— start Stored rows —
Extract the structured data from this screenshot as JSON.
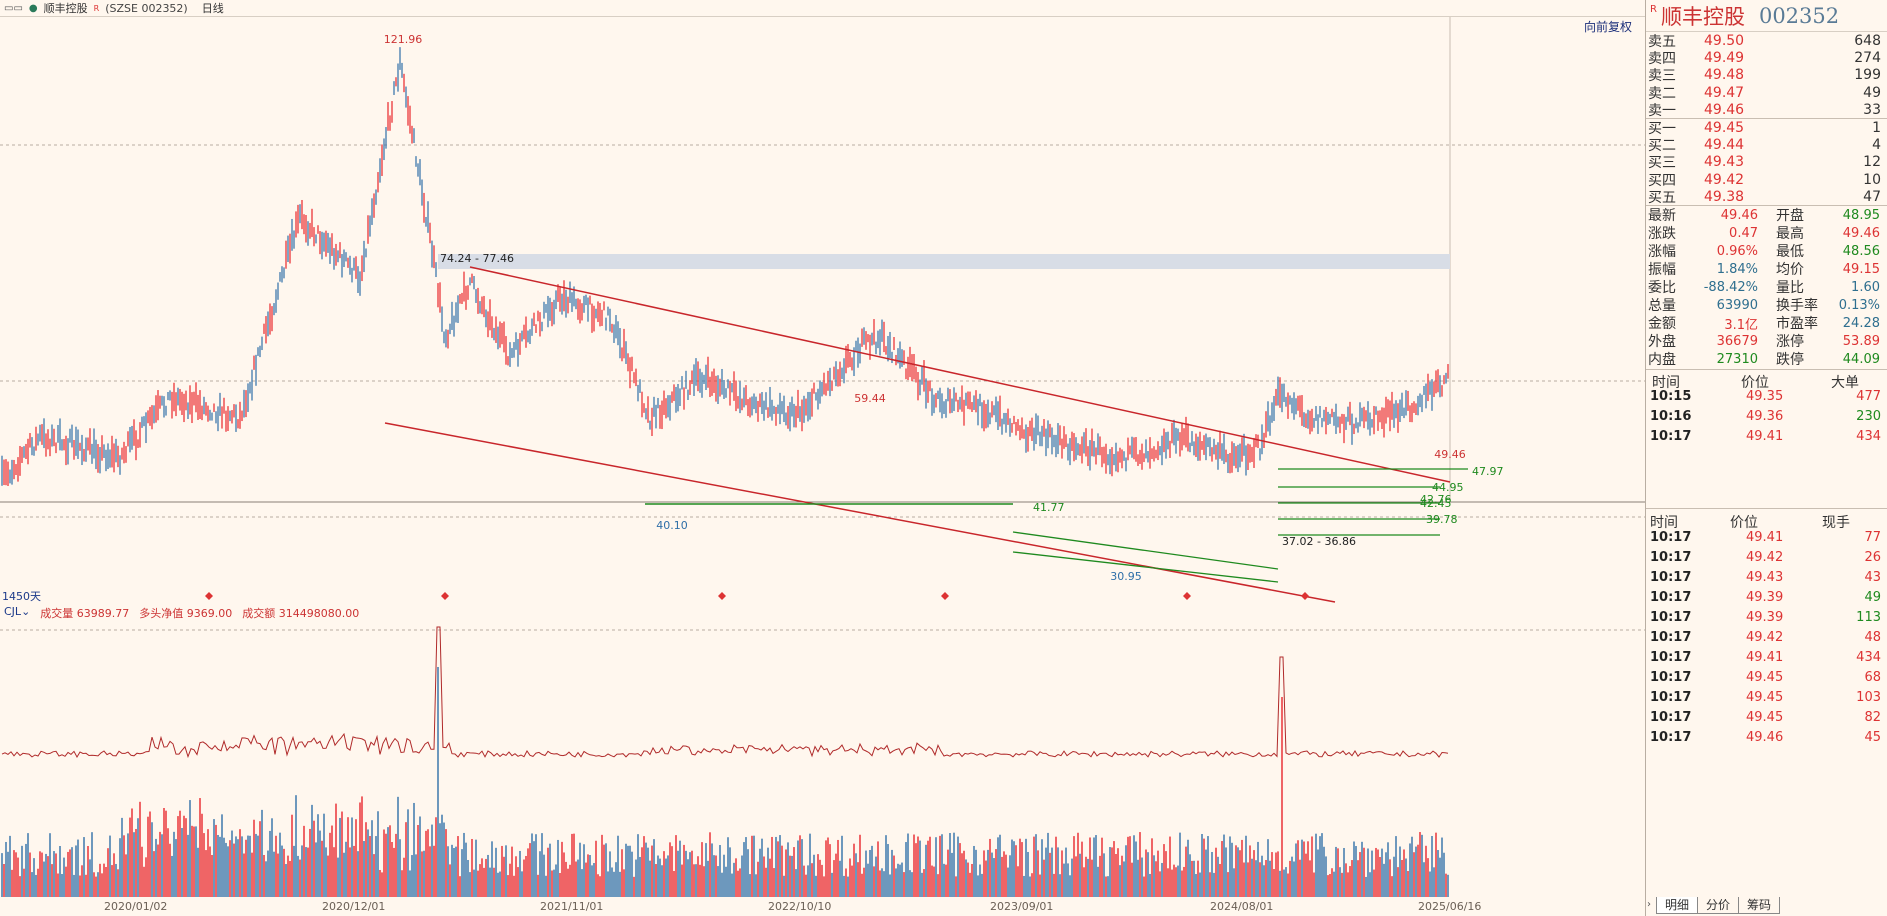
{
  "topbar": {
    "icon": "window-tile-icon",
    "stock_name": "顺丰控股",
    "marker": "R",
    "symbol": "(SZSE 002352)",
    "period": "日线"
  },
  "chart": {
    "back_button": "向前复权",
    "day_count": "1450天",
    "price_labels": {
      "peak": "121.96",
      "range1": "74.24 - 77.46",
      "p59": "59.44",
      "p40": "40.10",
      "p41": "41.77",
      "p30": "30.95",
      "range2": "37.02 - 36.86",
      "last": "49.46",
      "p47": "47.97",
      "p44": "44.95",
      "p42a": "42.76",
      "p42b": "42.45",
      "p39": "39.78"
    },
    "x_labels": [
      "2020/01/02",
      "2020/12/01",
      "2021/11/01",
      "2022/10/10",
      "2023/09/01",
      "2024/08/01",
      "2025/06/16"
    ],
    "colors": {
      "up": "#e8262b",
      "down": "#2f6fa8",
      "channel": "#c8262b",
      "support": "#1f8a1f",
      "zone": "#d8dde6"
    }
  },
  "volume": {
    "indicator": "CJL",
    "vol_label": "成交量",
    "vol_value": "63989.77",
    "net_label": "多头净值",
    "net_value": "9369.00",
    "amt_label": "成交额",
    "amt_value": "314498080.00"
  },
  "panel": {
    "marker": "R",
    "name": "顺丰控股",
    "code": "002352",
    "asks": [
      {
        "label": "卖五",
        "price": "49.50",
        "vol": "648"
      },
      {
        "label": "卖四",
        "price": "49.49",
        "vol": "274"
      },
      {
        "label": "卖三",
        "price": "49.48",
        "vol": "199"
      },
      {
        "label": "卖二",
        "price": "49.47",
        "vol": "49"
      },
      {
        "label": "卖一",
        "price": "49.46",
        "vol": "33"
      }
    ],
    "bids": [
      {
        "label": "买一",
        "price": "49.45",
        "vol": "1"
      },
      {
        "label": "买二",
        "price": "49.44",
        "vol": "4"
      },
      {
        "label": "买三",
        "price": "49.43",
        "vol": "12"
      },
      {
        "label": "买四",
        "price": "49.42",
        "vol": "10"
      },
      {
        "label": "买五",
        "price": "49.38",
        "vol": "47"
      }
    ],
    "quote_left": [
      {
        "label": "最新",
        "value": "49.46",
        "color": "red"
      },
      {
        "label": "涨跌",
        "value": "0.47",
        "color": "red"
      },
      {
        "label": "涨幅",
        "value": "0.96%",
        "color": "red"
      },
      {
        "label": "振幅",
        "value": "1.84%",
        "color": "teal"
      },
      {
        "label": "委比",
        "value": "-88.42%",
        "color": "teal"
      },
      {
        "label": "总量",
        "value": "63990",
        "color": "teal"
      },
      {
        "label": "金额",
        "value": "3.1亿",
        "color": "red"
      },
      {
        "label": "外盘",
        "value": "36679",
        "color": "red"
      },
      {
        "label": "内盘",
        "value": "27310",
        "color": "green"
      }
    ],
    "quote_right": [
      {
        "label": "开盘",
        "value": "48.95",
        "color": "green"
      },
      {
        "label": "最高",
        "value": "49.46",
        "color": "red"
      },
      {
        "label": "最低",
        "value": "48.56",
        "color": "green"
      },
      {
        "label": "均价",
        "value": "49.15",
        "color": "red"
      },
      {
        "label": "量比",
        "value": "1.60",
        "color": "teal"
      },
      {
        "label": "换手率",
        "value": "0.13%",
        "color": "teal"
      },
      {
        "label": "市盈率",
        "value": "24.28",
        "color": "teal"
      },
      {
        "label": "涨停",
        "value": "53.89",
        "color": "red"
      },
      {
        "label": "跌停",
        "value": "44.09",
        "color": "green"
      }
    ],
    "big_orders": {
      "headers": [
        "时间",
        "价位",
        "大单"
      ],
      "rows": [
        {
          "time": "10:15",
          "price": "49.35",
          "vol": "477",
          "color": "red"
        },
        {
          "time": "10:16",
          "price": "49.36",
          "vol": "230",
          "color": "green"
        },
        {
          "time": "10:17",
          "price": "49.41",
          "vol": "434",
          "color": "red"
        }
      ]
    },
    "ticks": {
      "headers": [
        "时间",
        "价位",
        "现手"
      ],
      "rows": [
        {
          "time": "10:17",
          "price": "49.41",
          "vol": "77",
          "color": "red"
        },
        {
          "time": "10:17",
          "price": "49.42",
          "vol": "26",
          "color": "red"
        },
        {
          "time": "10:17",
          "price": "49.43",
          "vol": "43",
          "color": "red"
        },
        {
          "time": "10:17",
          "price": "49.39",
          "vol": "49",
          "color": "green"
        },
        {
          "time": "10:17",
          "price": "49.39",
          "vol": "113",
          "color": "green"
        },
        {
          "time": "10:17",
          "price": "49.42",
          "vol": "48",
          "color": "red"
        },
        {
          "time": "10:17",
          "price": "49.41",
          "vol": "434",
          "color": "red"
        },
        {
          "time": "10:17",
          "price": "49.45",
          "vol": "68",
          "color": "red"
        },
        {
          "time": "10:17",
          "price": "49.45",
          "vol": "103",
          "color": "red"
        },
        {
          "time": "10:17",
          "price": "49.45",
          "vol": "82",
          "color": "red"
        },
        {
          "time": "10:17",
          "price": "49.46",
          "vol": "45",
          "color": "red"
        }
      ]
    },
    "tabs": [
      "明细",
      "分价",
      "筹码"
    ]
  }
}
— end Stored rows —
▸ **What is being asked**: Each record should be quoted exactly, with the images omitted.

▸ **Exercise solution**:
Extract the structured data from this screenshot as JSON.
{
  "topbar": {
    "icon": "window-tile-icon",
    "stock_name": "顺丰控股",
    "marker": "R",
    "symbol": "(SZSE 002352)",
    "period": "日线"
  },
  "chart": {
    "back_button": "向前复权",
    "day_count": "1450天",
    "price_labels": {
      "peak": "121.96",
      "range1": "74.24 - 77.46",
      "p59": "59.44",
      "p40": "40.10",
      "p41": "41.77",
      "p30": "30.95",
      "range2": "37.02 - 36.86",
      "last": "49.46",
      "p47": "47.97",
      "p44": "44.95",
      "p42a": "42.76",
      "p42b": "42.45",
      "p39": "39.78"
    },
    "x_labels": [
      "2020/01/02",
      "2020/12/01",
      "2021/11/01",
      "2022/10/10",
      "2023/09/01",
      "2024/08/01",
      "2025/06/16"
    ],
    "colors": {
      "up": "#e8262b",
      "down": "#2f6fa8",
      "channel": "#c8262b",
      "support": "#1f8a1f",
      "zone": "#d8dde6"
    }
  },
  "volume": {
    "indicator": "CJL",
    "vol_label": "成交量",
    "vol_value": "63989.77",
    "net_label": "多头净值",
    "net_value": "9369.00",
    "amt_label": "成交额",
    "amt_value": "314498080.00"
  },
  "panel": {
    "marker": "R",
    "name": "顺丰控股",
    "code": "002352",
    "asks": [
      {
        "label": "卖五",
        "price": "49.50",
        "vol": "648"
      },
      {
        "label": "卖四",
        "price": "49.49",
        "vol": "274"
      },
      {
        "label": "卖三",
        "price": "49.48",
        "vol": "199"
      },
      {
        "label": "卖二",
        "price": "49.47",
        "vol": "49"
      },
      {
        "label": "卖一",
        "price": "49.46",
        "vol": "33"
      }
    ],
    "bids": [
      {
        "label": "买一",
        "price": "49.45",
        "vol": "1"
      },
      {
        "label": "买二",
        "price": "49.44",
        "vol": "4"
      },
      {
        "label": "买三",
        "price": "49.43",
        "vol": "12"
      },
      {
        "label": "买四",
        "price": "49.42",
        "vol": "10"
      },
      {
        "label": "买五",
        "price": "49.38",
        "vol": "47"
      }
    ],
    "quote_left": [
      {
        "label": "最新",
        "value": "49.46",
        "color": "red"
      },
      {
        "label": "涨跌",
        "value": "0.47",
        "color": "red"
      },
      {
        "label": "涨幅",
        "value": "0.96%",
        "color": "red"
      },
      {
        "label": "振幅",
        "value": "1.84%",
        "color": "teal"
      },
      {
        "label": "委比",
        "value": "-88.42%",
        "color": "teal"
      },
      {
        "label": "总量",
        "value": "63990",
        "color": "teal"
      },
      {
        "label": "金额",
        "value": "3.1亿",
        "color": "red"
      },
      {
        "label": "外盘",
        "value": "36679",
        "color": "red"
      },
      {
        "label": "内盘",
        "value": "27310",
        "color": "green"
      }
    ],
    "quote_right": [
      {
        "label": "开盘",
        "value": "48.95",
        "color": "green"
      },
      {
        "label": "最高",
        "value": "49.46",
        "color": "red"
      },
      {
        "label": "最低",
        "value": "48.56",
        "color": "green"
      },
      {
        "label": "均价",
        "value": "49.15",
        "color": "red"
      },
      {
        "label": "量比",
        "value": "1.60",
        "color": "teal"
      },
      {
        "label": "换手率",
        "value": "0.13%",
        "color": "teal"
      },
      {
        "label": "市盈率",
        "value": "24.28",
        "color": "teal"
      },
      {
        "label": "涨停",
        "value": "53.89",
        "color": "red"
      },
      {
        "label": "跌停",
        "value": "44.09",
        "color": "green"
      }
    ],
    "big_orders": {
      "headers": [
        "时间",
        "价位",
        "大单"
      ],
      "rows": [
        {
          "time": "10:15",
          "price": "49.35",
          "vol": "477",
          "color": "red"
        },
        {
          "time": "10:16",
          "price": "49.36",
          "vol": "230",
          "color": "green"
        },
        {
          "time": "10:17",
          "price": "49.41",
          "vol": "434",
          "color": "red"
        }
      ]
    },
    "ticks": {
      "headers": [
        "时间",
        "价位",
        "现手"
      ],
      "rows": [
        {
          "time": "10:17",
          "price": "49.41",
          "vol": "77",
          "color": "red"
        },
        {
          "time": "10:17",
          "price": "49.42",
          "vol": "26",
          "color": "red"
        },
        {
          "time": "10:17",
          "price": "49.43",
          "vol": "43",
          "color": "red"
        },
        {
          "time": "10:17",
          "price": "49.39",
          "vol": "49",
          "color": "green"
        },
        {
          "time": "10:17",
          "price": "49.39",
          "vol": "113",
          "color": "green"
        },
        {
          "time": "10:17",
          "price": "49.42",
          "vol": "48",
          "color": "red"
        },
        {
          "time": "10:17",
          "price": "49.41",
          "vol": "434",
          "color": "red"
        },
        {
          "time": "10:17",
          "price": "49.45",
          "vol": "68",
          "color": "red"
        },
        {
          "time": "10:17",
          "price": "49.45",
          "vol": "103",
          "color": "red"
        },
        {
          "time": "10:17",
          "price": "49.45",
          "vol": "82",
          "color": "red"
        },
        {
          "time": "10:17",
          "price": "49.46",
          "vol": "45",
          "color": "red"
        }
      ]
    },
    "tabs": [
      "明细",
      "分价",
      "筹码"
    ]
  }
}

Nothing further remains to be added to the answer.